Saved entries:
================
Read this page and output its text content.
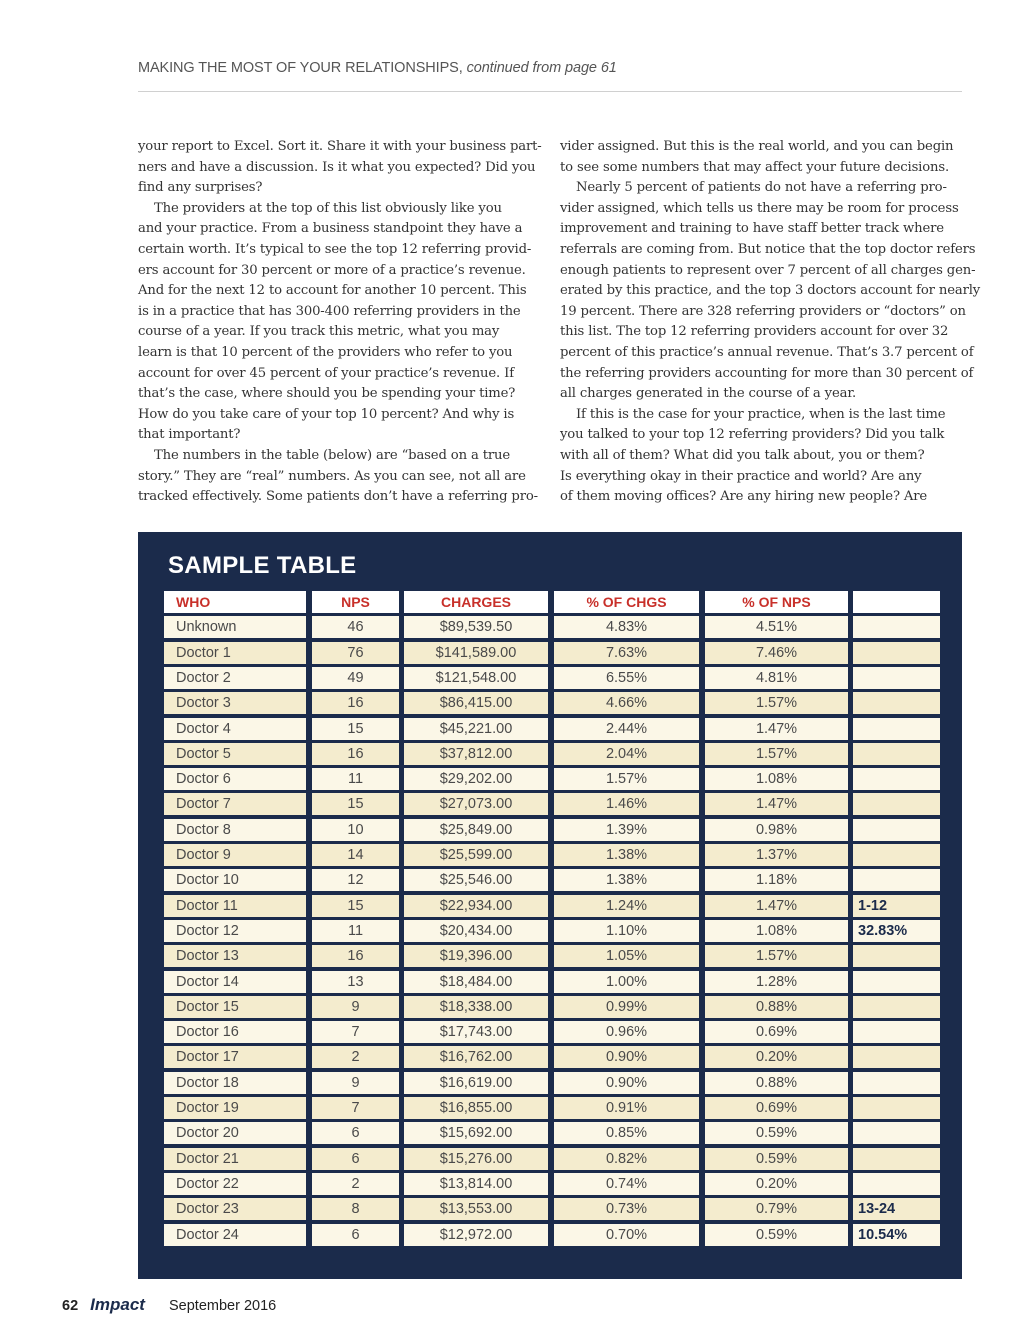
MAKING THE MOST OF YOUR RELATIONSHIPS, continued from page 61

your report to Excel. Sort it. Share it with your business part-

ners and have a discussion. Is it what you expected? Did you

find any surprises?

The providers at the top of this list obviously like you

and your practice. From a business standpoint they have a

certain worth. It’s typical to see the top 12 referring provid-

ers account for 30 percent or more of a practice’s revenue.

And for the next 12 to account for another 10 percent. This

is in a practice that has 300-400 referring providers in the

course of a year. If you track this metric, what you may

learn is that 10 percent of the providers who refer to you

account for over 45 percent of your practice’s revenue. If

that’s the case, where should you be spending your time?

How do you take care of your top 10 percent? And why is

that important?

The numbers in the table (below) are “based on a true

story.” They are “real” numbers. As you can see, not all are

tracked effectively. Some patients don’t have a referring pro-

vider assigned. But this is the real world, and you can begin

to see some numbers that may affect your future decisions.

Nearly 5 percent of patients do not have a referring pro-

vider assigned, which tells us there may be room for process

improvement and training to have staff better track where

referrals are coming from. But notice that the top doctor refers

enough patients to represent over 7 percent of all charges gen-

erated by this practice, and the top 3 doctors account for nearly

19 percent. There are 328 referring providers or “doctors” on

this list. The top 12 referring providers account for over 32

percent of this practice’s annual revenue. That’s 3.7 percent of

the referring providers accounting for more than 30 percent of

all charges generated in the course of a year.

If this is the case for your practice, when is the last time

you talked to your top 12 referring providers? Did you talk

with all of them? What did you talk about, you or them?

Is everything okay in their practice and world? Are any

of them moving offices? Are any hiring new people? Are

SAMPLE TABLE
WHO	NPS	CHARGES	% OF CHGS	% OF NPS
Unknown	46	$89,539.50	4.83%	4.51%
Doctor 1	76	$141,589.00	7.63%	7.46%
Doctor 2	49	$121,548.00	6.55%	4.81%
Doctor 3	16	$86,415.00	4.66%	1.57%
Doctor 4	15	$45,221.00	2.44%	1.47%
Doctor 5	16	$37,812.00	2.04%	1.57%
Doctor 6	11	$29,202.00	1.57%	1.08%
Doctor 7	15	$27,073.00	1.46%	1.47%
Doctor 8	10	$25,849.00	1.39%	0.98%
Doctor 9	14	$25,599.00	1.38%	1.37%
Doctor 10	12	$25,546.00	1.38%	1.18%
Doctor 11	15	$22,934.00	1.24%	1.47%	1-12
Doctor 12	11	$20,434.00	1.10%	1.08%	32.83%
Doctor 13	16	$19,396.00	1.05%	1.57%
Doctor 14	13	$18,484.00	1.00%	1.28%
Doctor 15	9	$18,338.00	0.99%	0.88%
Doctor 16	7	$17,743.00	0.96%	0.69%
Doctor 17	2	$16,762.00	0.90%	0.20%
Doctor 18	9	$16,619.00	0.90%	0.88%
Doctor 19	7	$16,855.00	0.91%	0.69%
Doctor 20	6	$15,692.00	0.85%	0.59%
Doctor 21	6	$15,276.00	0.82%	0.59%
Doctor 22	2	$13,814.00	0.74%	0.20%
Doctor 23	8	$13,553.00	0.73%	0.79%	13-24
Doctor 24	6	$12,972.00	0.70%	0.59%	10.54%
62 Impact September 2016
================
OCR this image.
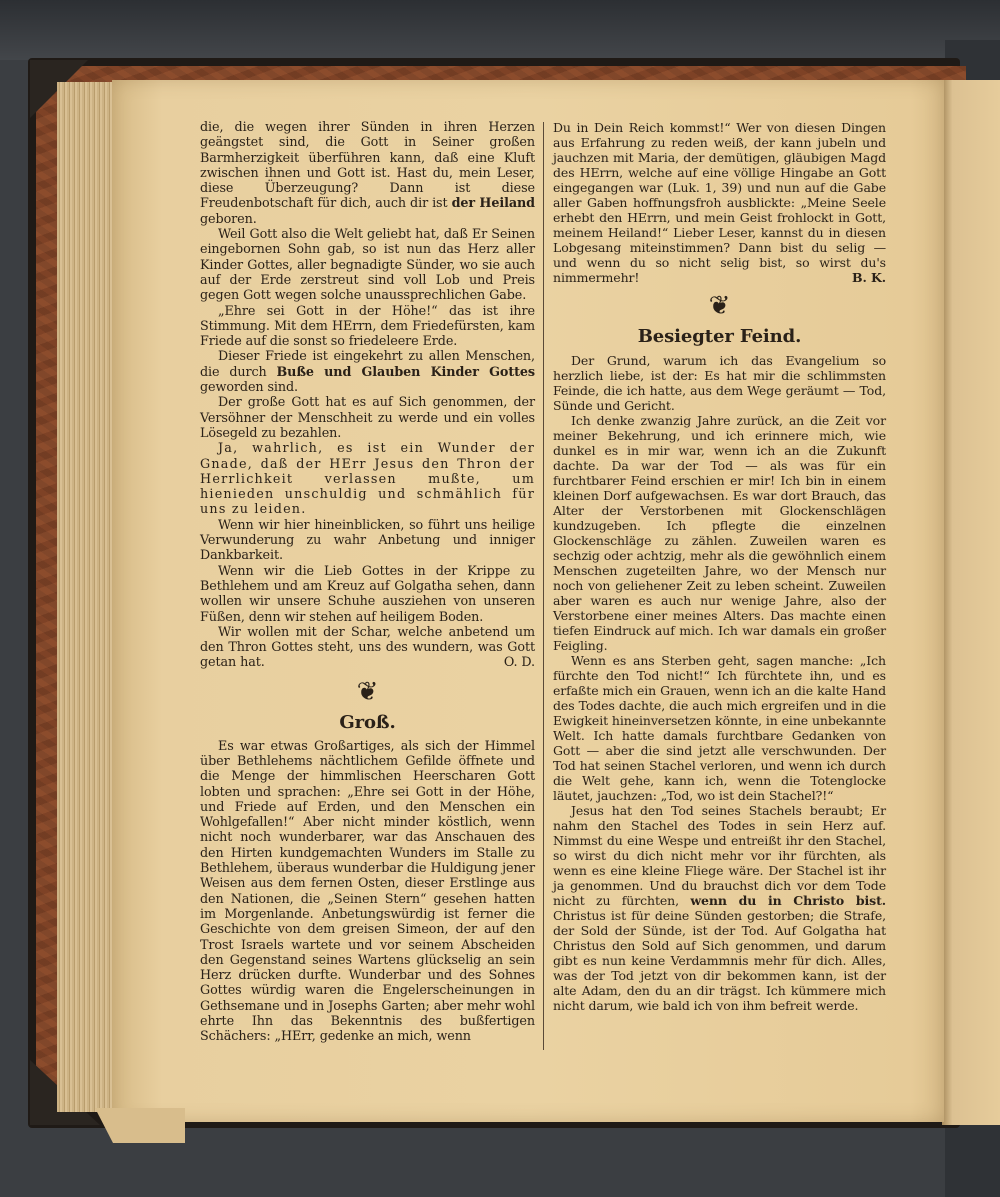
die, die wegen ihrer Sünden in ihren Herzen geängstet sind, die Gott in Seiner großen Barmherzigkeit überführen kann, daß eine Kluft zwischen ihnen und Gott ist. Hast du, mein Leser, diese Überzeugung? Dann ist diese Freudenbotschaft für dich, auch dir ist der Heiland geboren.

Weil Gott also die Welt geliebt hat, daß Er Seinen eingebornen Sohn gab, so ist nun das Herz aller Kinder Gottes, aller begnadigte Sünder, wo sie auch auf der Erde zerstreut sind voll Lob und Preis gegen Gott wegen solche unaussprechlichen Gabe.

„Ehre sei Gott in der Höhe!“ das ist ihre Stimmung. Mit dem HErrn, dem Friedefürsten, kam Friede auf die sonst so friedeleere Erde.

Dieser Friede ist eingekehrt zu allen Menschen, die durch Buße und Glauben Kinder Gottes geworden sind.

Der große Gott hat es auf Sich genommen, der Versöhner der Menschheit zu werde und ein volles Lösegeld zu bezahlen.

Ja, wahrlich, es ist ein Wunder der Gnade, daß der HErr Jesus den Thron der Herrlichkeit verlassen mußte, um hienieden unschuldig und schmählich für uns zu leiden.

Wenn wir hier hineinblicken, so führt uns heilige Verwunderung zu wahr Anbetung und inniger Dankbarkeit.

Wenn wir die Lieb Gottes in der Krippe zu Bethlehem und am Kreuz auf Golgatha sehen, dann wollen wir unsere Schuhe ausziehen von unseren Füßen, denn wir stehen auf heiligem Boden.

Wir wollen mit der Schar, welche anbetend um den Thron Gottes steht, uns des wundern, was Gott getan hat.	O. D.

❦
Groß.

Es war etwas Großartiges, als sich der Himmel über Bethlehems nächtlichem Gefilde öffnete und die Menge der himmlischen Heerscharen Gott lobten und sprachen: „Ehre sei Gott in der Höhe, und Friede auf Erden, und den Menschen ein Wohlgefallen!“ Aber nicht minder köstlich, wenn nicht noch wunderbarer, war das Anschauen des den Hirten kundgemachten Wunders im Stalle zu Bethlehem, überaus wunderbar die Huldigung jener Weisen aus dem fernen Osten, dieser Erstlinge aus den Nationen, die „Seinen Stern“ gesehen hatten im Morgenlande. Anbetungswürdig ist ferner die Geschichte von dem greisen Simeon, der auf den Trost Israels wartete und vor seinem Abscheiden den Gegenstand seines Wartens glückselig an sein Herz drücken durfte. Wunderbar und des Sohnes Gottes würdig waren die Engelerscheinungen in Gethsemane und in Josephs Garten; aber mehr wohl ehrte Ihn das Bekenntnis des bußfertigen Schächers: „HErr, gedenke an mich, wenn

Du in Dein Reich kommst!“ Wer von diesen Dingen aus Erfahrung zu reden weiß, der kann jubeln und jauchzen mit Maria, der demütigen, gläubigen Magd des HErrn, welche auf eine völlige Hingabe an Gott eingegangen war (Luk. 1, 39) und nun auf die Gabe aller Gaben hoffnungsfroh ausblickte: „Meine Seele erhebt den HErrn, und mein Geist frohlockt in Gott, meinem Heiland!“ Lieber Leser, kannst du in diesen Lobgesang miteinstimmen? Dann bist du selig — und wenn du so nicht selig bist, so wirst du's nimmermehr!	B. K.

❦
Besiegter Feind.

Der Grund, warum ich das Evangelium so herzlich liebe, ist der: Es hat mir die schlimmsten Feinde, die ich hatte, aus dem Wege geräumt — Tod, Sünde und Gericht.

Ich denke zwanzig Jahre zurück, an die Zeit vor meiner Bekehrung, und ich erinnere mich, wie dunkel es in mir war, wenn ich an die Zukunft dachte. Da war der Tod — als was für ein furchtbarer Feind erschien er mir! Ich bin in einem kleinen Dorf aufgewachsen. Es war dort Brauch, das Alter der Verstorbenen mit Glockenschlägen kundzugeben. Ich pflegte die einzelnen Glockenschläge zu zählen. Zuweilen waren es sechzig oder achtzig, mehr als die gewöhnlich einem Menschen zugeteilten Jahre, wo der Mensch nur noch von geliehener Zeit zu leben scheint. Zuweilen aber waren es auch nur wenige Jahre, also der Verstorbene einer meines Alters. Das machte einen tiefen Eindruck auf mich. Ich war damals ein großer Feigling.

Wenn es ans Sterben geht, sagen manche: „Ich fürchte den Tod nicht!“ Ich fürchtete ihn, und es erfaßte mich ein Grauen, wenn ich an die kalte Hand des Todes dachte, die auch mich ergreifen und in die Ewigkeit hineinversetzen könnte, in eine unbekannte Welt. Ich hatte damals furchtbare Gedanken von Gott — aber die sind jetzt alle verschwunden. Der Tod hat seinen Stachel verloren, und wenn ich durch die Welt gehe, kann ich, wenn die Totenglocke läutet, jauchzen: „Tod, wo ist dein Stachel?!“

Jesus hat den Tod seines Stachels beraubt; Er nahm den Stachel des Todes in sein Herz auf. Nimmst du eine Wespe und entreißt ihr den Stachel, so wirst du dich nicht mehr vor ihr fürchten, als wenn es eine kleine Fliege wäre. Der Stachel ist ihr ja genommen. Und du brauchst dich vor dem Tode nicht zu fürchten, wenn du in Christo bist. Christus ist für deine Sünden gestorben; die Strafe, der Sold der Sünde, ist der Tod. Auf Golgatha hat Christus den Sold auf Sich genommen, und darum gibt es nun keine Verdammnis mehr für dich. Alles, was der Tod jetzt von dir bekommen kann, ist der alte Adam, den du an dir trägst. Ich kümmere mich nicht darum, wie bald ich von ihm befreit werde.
================
• WORK REQUIRED: Determine the number of lines in these entries that contain the word "wollen", and write only that number.

• RESPONSE BELOW: 2